▸ GIVEN REQUEST
Copy all the material below, exactly as it stands.

★ ★ ★

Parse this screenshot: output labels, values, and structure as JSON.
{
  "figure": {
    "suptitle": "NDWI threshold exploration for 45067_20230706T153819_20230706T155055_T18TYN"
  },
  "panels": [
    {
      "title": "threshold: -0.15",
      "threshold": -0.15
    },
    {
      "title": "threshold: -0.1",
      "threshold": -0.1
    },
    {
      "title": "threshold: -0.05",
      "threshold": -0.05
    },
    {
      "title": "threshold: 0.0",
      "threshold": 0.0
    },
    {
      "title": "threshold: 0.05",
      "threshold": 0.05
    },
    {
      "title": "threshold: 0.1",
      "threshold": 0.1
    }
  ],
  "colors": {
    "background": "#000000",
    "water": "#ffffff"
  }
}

★ ★ ★

▸ COMPLETE OUTPUT
Parse this screenshot: output labels, values, and structure as JSON.
{
  "figure": {
    "suptitle": "NDWI threshold exploration for 45067_20230706T153819_20230706T155055_T18TYN"
  },
  "panels": [
    {
      "title": "threshold: -0.15",
      "threshold": -0.15
    },
    {
      "title": "threshold: -0.1",
      "threshold": -0.1
    },
    {
      "title": "threshold: -0.05",
      "threshold": -0.05
    },
    {
      "title": "threshold: 0.0",
      "threshold": 0.0
    },
    {
      "title": "threshold: 0.05",
      "threshold": 0.05
    },
    {
      "title": "threshold: 0.1",
      "threshold": 0.1
    }
  ],
  "colors": {
    "background": "#000000",
    "water": "#ffffff"
  }
}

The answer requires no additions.